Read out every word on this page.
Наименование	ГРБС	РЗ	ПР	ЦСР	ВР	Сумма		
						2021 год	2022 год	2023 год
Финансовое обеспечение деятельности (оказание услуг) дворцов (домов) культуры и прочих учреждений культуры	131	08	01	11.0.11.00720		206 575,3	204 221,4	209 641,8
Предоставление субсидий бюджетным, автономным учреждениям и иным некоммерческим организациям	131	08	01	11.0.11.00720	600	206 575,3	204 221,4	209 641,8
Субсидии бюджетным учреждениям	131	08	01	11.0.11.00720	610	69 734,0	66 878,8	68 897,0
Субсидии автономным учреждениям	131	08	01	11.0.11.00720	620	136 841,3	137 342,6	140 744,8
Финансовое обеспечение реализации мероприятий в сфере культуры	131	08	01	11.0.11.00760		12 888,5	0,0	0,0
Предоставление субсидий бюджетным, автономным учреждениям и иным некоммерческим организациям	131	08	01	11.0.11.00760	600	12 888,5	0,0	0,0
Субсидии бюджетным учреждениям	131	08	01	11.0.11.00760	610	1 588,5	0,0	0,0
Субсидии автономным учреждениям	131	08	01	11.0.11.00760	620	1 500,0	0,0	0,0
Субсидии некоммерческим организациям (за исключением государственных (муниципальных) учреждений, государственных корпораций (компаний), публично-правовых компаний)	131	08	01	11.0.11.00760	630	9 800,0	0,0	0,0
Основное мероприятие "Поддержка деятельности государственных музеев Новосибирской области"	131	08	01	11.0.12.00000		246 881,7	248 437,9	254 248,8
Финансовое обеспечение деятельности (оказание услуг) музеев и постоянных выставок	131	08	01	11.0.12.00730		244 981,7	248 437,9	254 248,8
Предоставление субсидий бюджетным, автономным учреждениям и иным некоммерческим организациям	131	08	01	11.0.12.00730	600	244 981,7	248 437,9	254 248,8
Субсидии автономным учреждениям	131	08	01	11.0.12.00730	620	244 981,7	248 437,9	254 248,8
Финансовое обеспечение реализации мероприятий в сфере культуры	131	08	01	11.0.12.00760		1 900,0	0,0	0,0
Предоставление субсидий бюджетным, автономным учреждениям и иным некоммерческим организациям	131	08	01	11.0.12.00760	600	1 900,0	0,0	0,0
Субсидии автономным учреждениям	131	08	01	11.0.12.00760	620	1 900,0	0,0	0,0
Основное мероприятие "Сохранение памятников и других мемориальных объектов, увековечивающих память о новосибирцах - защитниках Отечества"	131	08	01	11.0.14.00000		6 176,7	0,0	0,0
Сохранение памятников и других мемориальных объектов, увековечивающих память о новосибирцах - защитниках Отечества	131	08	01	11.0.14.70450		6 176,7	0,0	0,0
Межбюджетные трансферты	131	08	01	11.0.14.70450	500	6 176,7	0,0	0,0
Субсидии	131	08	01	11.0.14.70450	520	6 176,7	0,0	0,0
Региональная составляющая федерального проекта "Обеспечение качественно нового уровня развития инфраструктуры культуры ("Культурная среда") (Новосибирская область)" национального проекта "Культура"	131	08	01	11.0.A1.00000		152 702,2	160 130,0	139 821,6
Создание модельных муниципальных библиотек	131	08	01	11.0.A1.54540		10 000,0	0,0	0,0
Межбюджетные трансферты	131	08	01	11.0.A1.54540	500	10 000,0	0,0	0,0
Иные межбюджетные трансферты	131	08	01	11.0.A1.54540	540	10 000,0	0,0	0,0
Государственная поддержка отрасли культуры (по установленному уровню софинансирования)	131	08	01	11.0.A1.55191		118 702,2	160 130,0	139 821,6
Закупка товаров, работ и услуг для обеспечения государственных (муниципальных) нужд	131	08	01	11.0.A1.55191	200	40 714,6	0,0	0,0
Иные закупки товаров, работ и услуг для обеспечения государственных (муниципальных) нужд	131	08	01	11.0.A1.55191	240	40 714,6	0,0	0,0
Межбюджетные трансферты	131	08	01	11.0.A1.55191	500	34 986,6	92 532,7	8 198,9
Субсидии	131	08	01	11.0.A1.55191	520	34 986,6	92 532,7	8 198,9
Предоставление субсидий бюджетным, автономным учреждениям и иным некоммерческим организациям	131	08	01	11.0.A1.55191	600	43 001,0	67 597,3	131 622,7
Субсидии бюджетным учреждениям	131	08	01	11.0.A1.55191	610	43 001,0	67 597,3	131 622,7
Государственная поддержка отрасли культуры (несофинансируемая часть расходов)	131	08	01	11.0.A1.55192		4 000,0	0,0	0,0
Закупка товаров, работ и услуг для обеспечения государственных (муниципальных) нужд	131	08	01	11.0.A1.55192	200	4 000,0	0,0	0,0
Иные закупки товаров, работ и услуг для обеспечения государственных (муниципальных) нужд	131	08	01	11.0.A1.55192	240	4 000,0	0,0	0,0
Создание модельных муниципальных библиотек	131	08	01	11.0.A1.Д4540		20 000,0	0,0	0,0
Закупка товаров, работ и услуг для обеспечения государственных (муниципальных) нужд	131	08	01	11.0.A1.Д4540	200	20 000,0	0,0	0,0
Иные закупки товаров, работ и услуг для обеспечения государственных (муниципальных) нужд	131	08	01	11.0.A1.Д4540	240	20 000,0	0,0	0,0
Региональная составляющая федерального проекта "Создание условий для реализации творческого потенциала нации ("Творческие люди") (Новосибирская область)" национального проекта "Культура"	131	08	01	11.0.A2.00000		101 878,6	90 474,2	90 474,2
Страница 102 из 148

Aim »
Set down every record above exactly as given.

Reply »
Read out every word on this page.
Наименование	ГРБС	РЗ	ПР	ЦСР	ВР	Сумма		
						2021 год	2022 год	2023 год
Финансовое обеспечение деятельности (оказание услуг) дворцов (домов) культуры и прочих учреждений культуры	131	08	01	11.0.11.00720		206 575,3	204 221,4	209 641,8
Предоставление субсидий бюджетным, автономным учреждениям и иным некоммерческим организациям	131	08	01	11.0.11.00720	600	206 575,3	204 221,4	209 641,8
Субсидии бюджетным учреждениям	131	08	01	11.0.11.00720	610	69 734,0	66 878,8	68 897,0
Субсидии автономным учреждениям	131	08	01	11.0.11.00720	620	136 841,3	137 342,6	140 744,8
Финансовое обеспечение реализации мероприятий в сфере культуры	131	08	01	11.0.11.00760		12 888,5	0,0	0,0
Предоставление субсидий бюджетным, автономным учреждениям и иным некоммерческим организациям	131	08	01	11.0.11.00760	600	12 888,5	0,0	0,0
Субсидии бюджетным учреждениям	131	08	01	11.0.11.00760	610	1 588,5	0,0	0,0
Субсидии автономным учреждениям	131	08	01	11.0.11.00760	620	1 500,0	0,0	0,0
Субсидии некоммерческим организациям (за исключением государственных (муниципальных) учреждений, государственных корпораций (компаний), публично-правовых компаний)	131	08	01	11.0.11.00760	630	9 800,0	0,0	0,0
Основное мероприятие "Поддержка деятельности государственных музеев Новосибирской области"	131	08	01	11.0.12.00000		246 881,7	248 437,9	254 248,8
Финансовое обеспечение деятельности (оказание услуг) музеев и постоянных выставок	131	08	01	11.0.12.00730		244 981,7	248 437,9	254 248,8
Предоставление субсидий бюджетным, автономным учреждениям и иным некоммерческим организациям	131	08	01	11.0.12.00730	600	244 981,7	248 437,9	254 248,8
Субсидии автономным учреждениям	131	08	01	11.0.12.00730	620	244 981,7	248 437,9	254 248,8
Финансовое обеспечение реализации мероприятий в сфере культуры	131	08	01	11.0.12.00760		1 900,0	0,0	0,0
Предоставление субсидий бюджетным, автономным учреждениям и иным некоммерческим организациям	131	08	01	11.0.12.00760	600	1 900,0	0,0	0,0
Субсидии автономным учреждениям	131	08	01	11.0.12.00760	620	1 900,0	0,0	0,0
Основное мероприятие "Сохранение памятников и других мемориальных объектов, увековечивающих память о новосибирцах - защитниках Отечества"	131	08	01	11.0.14.00000		6 176,7	0,0	0,0
Сохранение памятников и других мемориальных объектов, увековечивающих память о новосибирцах - защитниках Отечества	131	08	01	11.0.14.70450		6 176,7	0,0	0,0
Межбюджетные трансферты	131	08	01	11.0.14.70450	500	6 176,7	0,0	0,0
Субсидии	131	08	01	11.0.14.70450	520	6 176,7	0,0	0,0
Региональная составляющая федерального проекта "Обеспечение качественно нового уровня развития инфраструктуры культуры ("Культурная среда") (Новосибирская область)" национального проекта "Культура"	131	08	01	11.0.A1.00000		152 702,2	160 130,0	139 821,6
Создание модельных муниципальных библиотек	131	08	01	11.0.A1.54540		10 000,0	0,0	0,0
Межбюджетные трансферты	131	08	01	11.0.A1.54540	500	10 000,0	0,0	0,0
Иные межбюджетные трансферты	131	08	01	11.0.A1.54540	540	10 000,0	0,0	0,0
Государственная поддержка отрасли культуры (по установленному уровню софинансирования)	131	08	01	11.0.A1.55191		118 702,2	160 130,0	139 821,6
Закупка товаров, работ и услуг для обеспечения государственных (муниципальных) нужд	131	08	01	11.0.A1.55191	200	40 714,6	0,0	0,0
Иные закупки товаров, работ и услуг для обеспечения государственных (муниципальных) нужд	131	08	01	11.0.A1.55191	240	40 714,6	0,0	0,0
Межбюджетные трансферты	131	08	01	11.0.A1.55191	500	34 986,6	92 532,7	8 198,9
Субсидии	131	08	01	11.0.A1.55191	520	34 986,6	92 532,7	8 198,9
Предоставление субсидий бюджетным, автономным учреждениям и иным некоммерческим организациям	131	08	01	11.0.A1.55191	600	43 001,0	67 597,3	131 622,7
Субсидии бюджетным учреждениям	131	08	01	11.0.A1.55191	610	43 001,0	67 597,3	131 622,7
Государственная поддержка отрасли культуры (несофинансируемая часть расходов)	131	08	01	11.0.A1.55192		4 000,0	0,0	0,0
Закупка товаров, работ и услуг для обеспечения государственных (муниципальных) нужд	131	08	01	11.0.A1.55192	200	4 000,0	0,0	0,0
Иные закупки товаров, работ и услуг для обеспечения государственных (муниципальных) нужд	131	08	01	11.0.A1.55192	240	4 000,0	0,0	0,0
Создание модельных муниципальных библиотек	131	08	01	11.0.A1.Д4540		20 000,0	0,0	0,0
Закупка товаров, работ и услуг для обеспечения государственных (муниципальных) нужд	131	08	01	11.0.A1.Д4540	200	20 000,0	0,0	0,0
Иные закупки товаров, работ и услуг для обеспечения государственных (муниципальных) нужд	131	08	01	11.0.A1.Д4540	240	20 000,0	0,0	0,0
Региональная составляющая федерального проекта "Создание условий для реализации творческого потенциала нации ("Творческие люди") (Новосибирская область)" национального проекта "Культура"	131	08	01	11.0.A2.00000		101 878,6	90 474,2	90 474,2
Страница 102 из 148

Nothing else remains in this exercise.